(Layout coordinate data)
----
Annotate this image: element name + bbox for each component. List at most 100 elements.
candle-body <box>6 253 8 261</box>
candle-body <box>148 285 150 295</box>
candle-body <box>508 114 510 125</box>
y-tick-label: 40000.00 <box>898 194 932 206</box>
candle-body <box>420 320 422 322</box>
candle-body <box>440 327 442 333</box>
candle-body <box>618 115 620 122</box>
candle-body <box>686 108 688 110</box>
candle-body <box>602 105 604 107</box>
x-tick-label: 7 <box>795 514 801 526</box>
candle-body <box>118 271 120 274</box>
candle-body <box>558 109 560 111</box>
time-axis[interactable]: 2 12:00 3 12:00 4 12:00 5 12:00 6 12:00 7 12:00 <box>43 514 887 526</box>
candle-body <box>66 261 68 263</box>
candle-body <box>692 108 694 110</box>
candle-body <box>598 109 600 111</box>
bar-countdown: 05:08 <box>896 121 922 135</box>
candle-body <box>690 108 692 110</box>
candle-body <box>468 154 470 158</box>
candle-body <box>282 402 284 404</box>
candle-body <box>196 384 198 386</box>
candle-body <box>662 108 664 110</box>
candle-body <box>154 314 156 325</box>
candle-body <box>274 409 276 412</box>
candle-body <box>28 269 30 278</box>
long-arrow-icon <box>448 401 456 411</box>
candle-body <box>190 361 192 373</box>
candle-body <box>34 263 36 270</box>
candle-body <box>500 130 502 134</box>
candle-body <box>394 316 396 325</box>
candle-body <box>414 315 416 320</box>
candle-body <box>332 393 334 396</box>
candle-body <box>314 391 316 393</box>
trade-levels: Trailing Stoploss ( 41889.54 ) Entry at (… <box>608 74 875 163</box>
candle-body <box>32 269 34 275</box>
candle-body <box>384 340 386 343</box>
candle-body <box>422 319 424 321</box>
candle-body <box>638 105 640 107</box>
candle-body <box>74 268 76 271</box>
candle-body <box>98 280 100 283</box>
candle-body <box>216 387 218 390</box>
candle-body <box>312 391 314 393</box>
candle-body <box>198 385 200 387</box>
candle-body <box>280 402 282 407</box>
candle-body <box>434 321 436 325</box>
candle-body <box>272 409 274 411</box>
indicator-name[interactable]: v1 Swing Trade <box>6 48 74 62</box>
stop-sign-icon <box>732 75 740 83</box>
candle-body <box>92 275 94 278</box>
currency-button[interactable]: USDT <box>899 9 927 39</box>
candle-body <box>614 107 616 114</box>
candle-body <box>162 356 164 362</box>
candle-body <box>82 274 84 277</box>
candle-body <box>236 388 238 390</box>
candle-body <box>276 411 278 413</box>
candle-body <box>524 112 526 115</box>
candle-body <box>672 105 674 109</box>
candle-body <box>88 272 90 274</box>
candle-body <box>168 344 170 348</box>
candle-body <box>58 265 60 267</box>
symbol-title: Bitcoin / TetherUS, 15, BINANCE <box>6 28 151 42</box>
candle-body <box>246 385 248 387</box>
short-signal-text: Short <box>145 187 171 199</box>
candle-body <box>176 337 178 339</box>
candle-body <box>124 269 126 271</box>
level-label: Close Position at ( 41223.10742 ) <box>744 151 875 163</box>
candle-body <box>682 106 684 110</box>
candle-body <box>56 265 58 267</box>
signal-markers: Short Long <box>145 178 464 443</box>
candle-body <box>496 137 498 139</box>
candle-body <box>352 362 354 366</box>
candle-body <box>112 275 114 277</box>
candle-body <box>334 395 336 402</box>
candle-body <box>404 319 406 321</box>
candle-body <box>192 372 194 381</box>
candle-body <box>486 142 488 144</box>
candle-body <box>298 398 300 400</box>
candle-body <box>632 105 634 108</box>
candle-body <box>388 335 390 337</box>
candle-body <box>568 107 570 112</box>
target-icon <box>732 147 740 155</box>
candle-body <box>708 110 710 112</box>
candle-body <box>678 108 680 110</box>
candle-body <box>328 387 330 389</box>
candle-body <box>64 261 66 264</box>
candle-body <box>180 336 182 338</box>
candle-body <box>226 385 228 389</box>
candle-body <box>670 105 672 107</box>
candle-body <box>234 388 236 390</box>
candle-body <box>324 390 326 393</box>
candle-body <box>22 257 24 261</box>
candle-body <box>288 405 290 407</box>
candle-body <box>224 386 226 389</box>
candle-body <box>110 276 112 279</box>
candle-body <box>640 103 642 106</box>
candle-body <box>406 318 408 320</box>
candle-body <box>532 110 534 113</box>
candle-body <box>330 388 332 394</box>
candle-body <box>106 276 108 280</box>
----
* [Written exercise] Rewrite the listing from its first line through the line containing "candle-body <box>618 115 620 122</box>", swapping "y-tick-label" for "price-label" and leaving everything else as it is.

* [Solution]
Annotate this image: element name + bbox for each component. List at most 100 elements.
candle-body <box>6 253 8 261</box>
candle-body <box>148 285 150 295</box>
candle-body <box>508 114 510 125</box>
price-label: 40000.00 <box>898 194 932 206</box>
candle-body <box>420 320 422 322</box>
candle-body <box>440 327 442 333</box>
candle-body <box>618 115 620 122</box>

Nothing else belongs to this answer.